### [Exercise task]
Update the rows starting at the one that contains "resize-handle[interactable] <box>471 271" and ending at the one that contains "menu-file[interactable]: File <box>13" by replacing "resize-handle" with "drag-handle". Give only those rows, with everything else left as it is.

══════

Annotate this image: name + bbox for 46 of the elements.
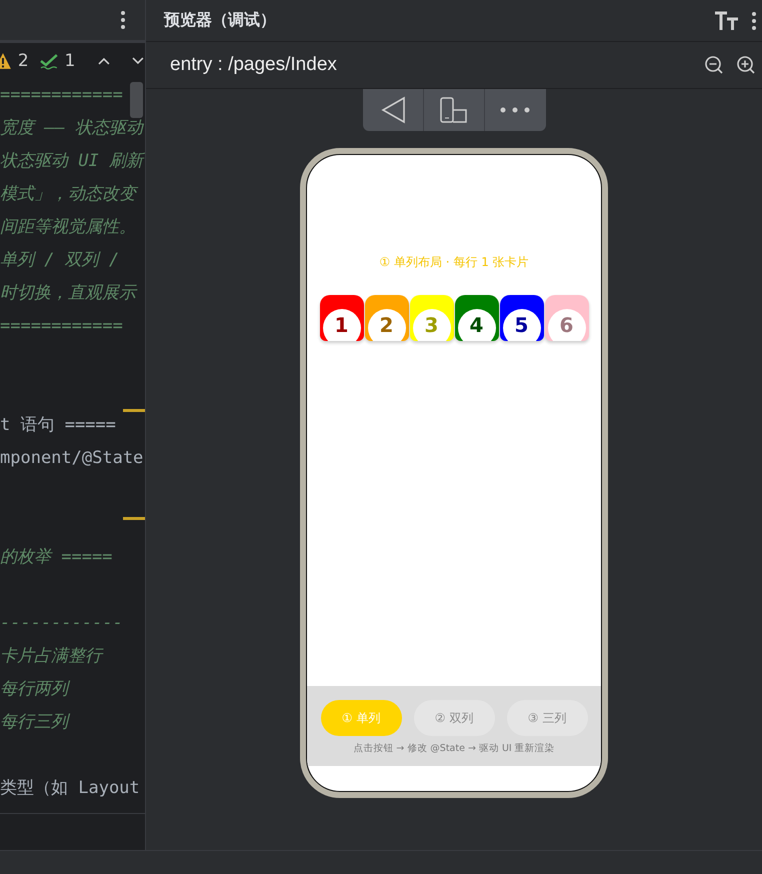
code-comment: 每行三列 (0, 712, 68, 732)
code-comment: 模式」，动态改变 (0, 184, 136, 204)
number-card: 3 (410, 295, 454, 341)
code-line: t 语句 ===== (0, 415, 116, 435)
more-icon[interactable] (121, 11, 125, 29)
code-comment: 卡片占满整行 (0, 646, 102, 666)
code-comment: 时切换，直观展示 (0, 283, 136, 303)
font-size-icon[interactable] (714, 10, 740, 30)
code-comment: 宽度 —— 状态驱动 (0, 118, 143, 138)
number-card: 2 (364, 295, 408, 341)
zoom-in-icon[interactable] (736, 55, 756, 75)
more-icon (500, 107, 530, 113)
layout-button[interactable]: ② 双列 (414, 700, 494, 736)
triangle-icon (380, 96, 406, 124)
change-marker (123, 517, 145, 520)
code-comment: 的枚举 ===== (0, 547, 112, 567)
more-icon[interactable] (752, 12, 756, 30)
layout-button[interactable]: ③ 三列 (506, 700, 588, 736)
change-marker (123, 409, 145, 412)
warning-icon[interactable] (0, 52, 12, 70)
code-line: mponent/@State (0, 448, 144, 468)
code-comment: ------------ (0, 613, 123, 633)
warning-count: 2 (18, 51, 29, 71)
page-route: entry : /pages/Index (170, 54, 337, 76)
check-count: 1 (64, 51, 76, 71)
chevron-up-icon[interactable] (97, 56, 112, 66)
number-card: 6 (544, 295, 588, 341)
layout-button[interactable]: ① 单列 (320, 700, 402, 736)
hint-text: 点击按钮 → 修改 @State → 驱动 UI 重新渲染 (353, 742, 555, 755)
code-line: 类型（如 Layout (0, 778, 140, 798)
check-icon[interactable] (38, 52, 58, 70)
zoom-out-icon[interactable] (704, 55, 724, 75)
chevron-down-icon[interactable] (131, 56, 145, 66)
number-card: 4 (454, 295, 498, 341)
code-comment: ============ (0, 85, 123, 105)
layout-heading: ① 单列布局 · 每行 1 张卡片 (378, 254, 530, 271)
number-card: 1 (320, 295, 364, 341)
number-card: 5 (500, 295, 544, 341)
device-rotate-icon (438, 96, 468, 124)
scrollbar-thumb[interactable] (130, 82, 143, 118)
panel-title: 预览器（调试） (164, 10, 276, 31)
code-comment: 每行两列 (0, 679, 68, 699)
code-comment: 状态驱动 UI 刷新 (0, 151, 143, 171)
code-comment: 单列 / 双列 / (0, 250, 120, 270)
code-comment: 间距等视觉属性。 (0, 217, 136, 237)
code-comment: ============ (0, 316, 123, 336)
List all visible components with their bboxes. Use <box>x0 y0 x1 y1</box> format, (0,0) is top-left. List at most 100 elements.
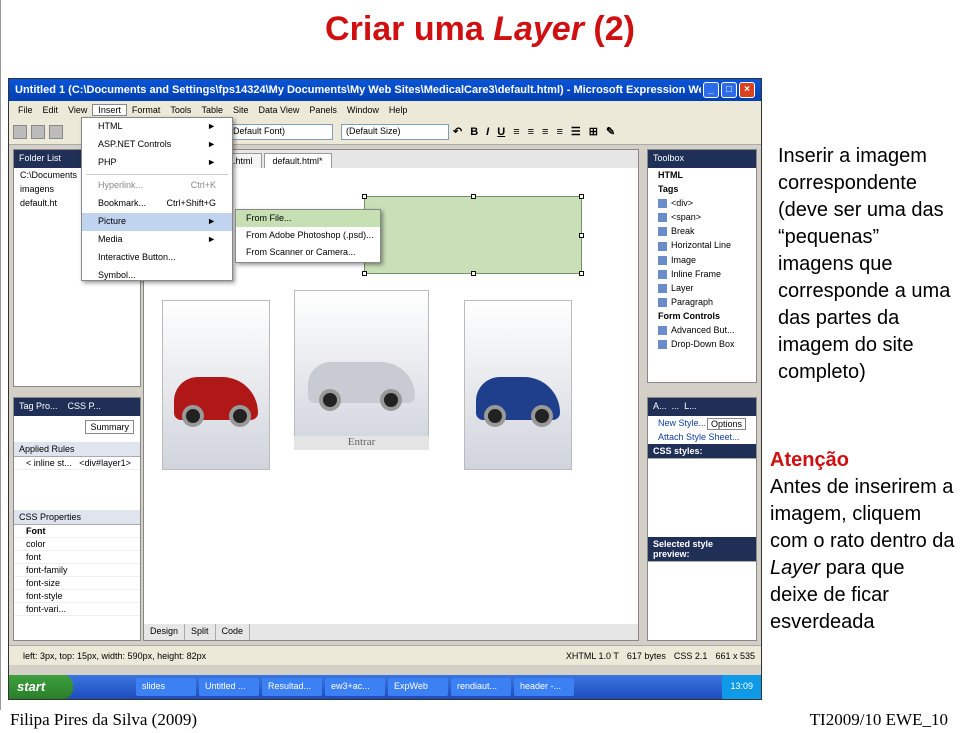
resize-handle[interactable] <box>471 271 476 276</box>
item-arrow: ► <box>207 157 216 167</box>
tab-split[interactable]: Split <box>185 624 216 640</box>
menu-file[interactable]: File <box>13 105 38 115</box>
size-select[interactable]: (Default Size) <box>341 123 449 140</box>
prop-font-family[interactable]: font-family <box>14 564 140 577</box>
resize-handle[interactable] <box>579 271 584 276</box>
tool-dropdown[interactable]: Drop-Down Box <box>648 337 756 351</box>
tab-layers[interactable]: L... <box>684 401 697 411</box>
start-button[interactable]: start <box>9 675 73 699</box>
status-doctype[interactable]: XHTML 1.0 T <box>566 651 619 661</box>
font-select[interactable]: (Default Font) <box>225 123 333 140</box>
align-center-icon[interactable]: ≡ <box>528 126 534 138</box>
task-expweb[interactable]: ExpWeb <box>388 678 448 696</box>
justify-icon[interactable]: ≡ <box>556 126 562 138</box>
tool-advanced-button[interactable]: Advanced But... <box>648 323 756 337</box>
menu-item-interactive-button[interactable]: Interactive Button... <box>82 249 232 267</box>
menu-item-media[interactable]: Media ► <box>82 231 232 249</box>
menu-format[interactable]: Format <box>127 105 166 115</box>
menu-edit[interactable]: Edit <box>38 105 64 115</box>
underline-icon[interactable]: U <box>497 126 505 138</box>
attach-style-link[interactable]: Attach Style Sheet... <box>648 430 756 444</box>
submenu-from-photoshop[interactable]: From Adobe Photoshop (.psd)... <box>236 227 380 244</box>
layer-div[interactable] <box>362 194 584 276</box>
prop-font[interactable]: font <box>14 551 140 564</box>
tool-span[interactable]: <span> <box>648 210 756 224</box>
menu-insert[interactable]: Insert <box>92 104 127 116</box>
task-rendiaut[interactable]: rendiaut... <box>451 678 511 696</box>
highlight-icon[interactable]: ✎ <box>606 125 615 138</box>
tab-tag-properties[interactable]: Tag Pro... <box>19 401 58 411</box>
align-left-icon[interactable]: ≡ <box>513 126 519 138</box>
tool-iframe[interactable]: Inline Frame <box>648 267 756 281</box>
status-dims[interactable]: 661 x 535 <box>715 651 755 661</box>
undo-icon[interactable]: ↶ <box>453 125 462 138</box>
tool-hr[interactable]: Horizontal Line <box>648 238 756 252</box>
menu-item-html[interactable]: HTML ► <box>82 118 232 136</box>
tab-apply-styles[interactable]: A... <box>653 401 667 411</box>
menu-item-php[interactable]: PHP ► <box>82 154 232 172</box>
maximize-icon[interactable]: □ <box>721 82 737 98</box>
italic-icon[interactable]: I <box>486 126 489 138</box>
task-ew3[interactable]: ew3+ac... <box>325 678 385 696</box>
menu-item-hyperlink[interactable]: Hyperlink... Ctrl+K <box>82 177 232 195</box>
tool-paragraph[interactable]: Paragraph <box>648 295 756 309</box>
menu-help[interactable]: Help <box>384 105 413 115</box>
bold-icon[interactable]: B <box>470 126 478 138</box>
prop-color[interactable]: color <box>14 538 140 551</box>
tool-break[interactable]: Break <box>648 224 756 238</box>
prop-font-size[interactable]: font-size <box>14 577 140 590</box>
summary-button[interactable]: Summary <box>85 420 134 434</box>
menu-site[interactable]: Site <box>228 105 254 115</box>
resize-handle[interactable] <box>471 194 476 199</box>
prop-font-variant[interactable]: font-vari... <box>14 603 140 616</box>
open-icon[interactable] <box>31 124 45 139</box>
status-size: 617 bytes <box>626 650 666 661</box>
task-untitled[interactable]: Untitled ... <box>199 678 259 696</box>
menu-window[interactable]: Window <box>342 105 384 115</box>
menu-data-view[interactable]: Data View <box>253 105 304 115</box>
submenu-from-scanner[interactable]: From Scanner or Camera... <box>236 244 380 261</box>
minimize-icon[interactable]: _ <box>703 82 719 98</box>
tab-default-html[interactable]: default.html* <box>263 153 332 168</box>
menu-panels[interactable]: Panels <box>304 105 342 115</box>
toolbox-group-tags[interactable]: Tags <box>648 182 756 196</box>
tool-div[interactable]: <div> <box>648 196 756 210</box>
resize-handle[interactable] <box>362 194 367 199</box>
resize-handle[interactable] <box>579 233 584 238</box>
task-header[interactable]: header -... <box>514 678 574 696</box>
tab-css-properties[interactable]: CSS P... <box>68 401 101 411</box>
toolbox-group-html[interactable]: HTML <box>648 168 756 182</box>
tab-code[interactable]: Code <box>216 624 251 640</box>
tab-design[interactable]: Design <box>144 624 186 640</box>
menu-item-symbol[interactable]: Symbol... <box>82 267 232 285</box>
save-icon[interactable] <box>49 124 63 139</box>
menu-item-bookmark[interactable]: Bookmark... Ctrl+Shift+G <box>82 195 232 213</box>
prop-font-group[interactable]: Font <box>14 525 140 538</box>
border-icon[interactable]: ⊞ <box>589 125 598 138</box>
list-icon[interactable]: ☰ <box>571 125 581 138</box>
entrar-label[interactable]: Entrar <box>294 436 429 450</box>
task-resultad[interactable]: Resultad... <box>262 678 322 696</box>
menu-table[interactable]: Table <box>196 105 228 115</box>
new-style-link[interactable]: New Style... Options <box>648 416 756 430</box>
submenu-from-file[interactable]: From File... <box>236 210 380 227</box>
new-page-icon[interactable] <box>13 124 27 139</box>
menu-item-aspnet[interactable]: ASP.NET Controls ► <box>82 136 232 154</box>
status-css[interactable]: CSS 2.1 <box>674 651 708 661</box>
wheel <box>228 405 251 428</box>
resize-handle[interactable] <box>579 194 584 199</box>
close-icon[interactable]: × <box>739 82 755 98</box>
resize-handle[interactable] <box>362 271 367 276</box>
menu-view[interactable]: View <box>63 105 92 115</box>
tool-image[interactable]: Image <box>648 253 756 267</box>
tab-manage-styles[interactable]: ... <box>672 401 680 411</box>
align-right-icon[interactable]: ≡ <box>542 126 548 138</box>
task-slides[interactable]: slides <box>136 678 196 696</box>
menu-tools[interactable]: Tools <box>165 105 196 115</box>
applied-rule-row[interactable]: < inline st... <div#layer1> <box>14 457 140 470</box>
toolbox-group-forms[interactable]: Form Controls <box>648 309 756 323</box>
menu-item-picture[interactable]: Picture ► <box>82 213 232 231</box>
prop-font-style[interactable]: font-style <box>14 590 140 603</box>
tool-layer[interactable]: Layer <box>648 281 756 295</box>
options-button[interactable]: Options <box>706 418 746 430</box>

══════

### [The completed task]
drag-handle[interactable] <box>471 271 476 276</box>
item-arrow: ► <box>207 157 216 167</box>
tab-split[interactable]: Split <box>185 624 216 640</box>
menu-file[interactable]: File <box>13 105 38 115</box>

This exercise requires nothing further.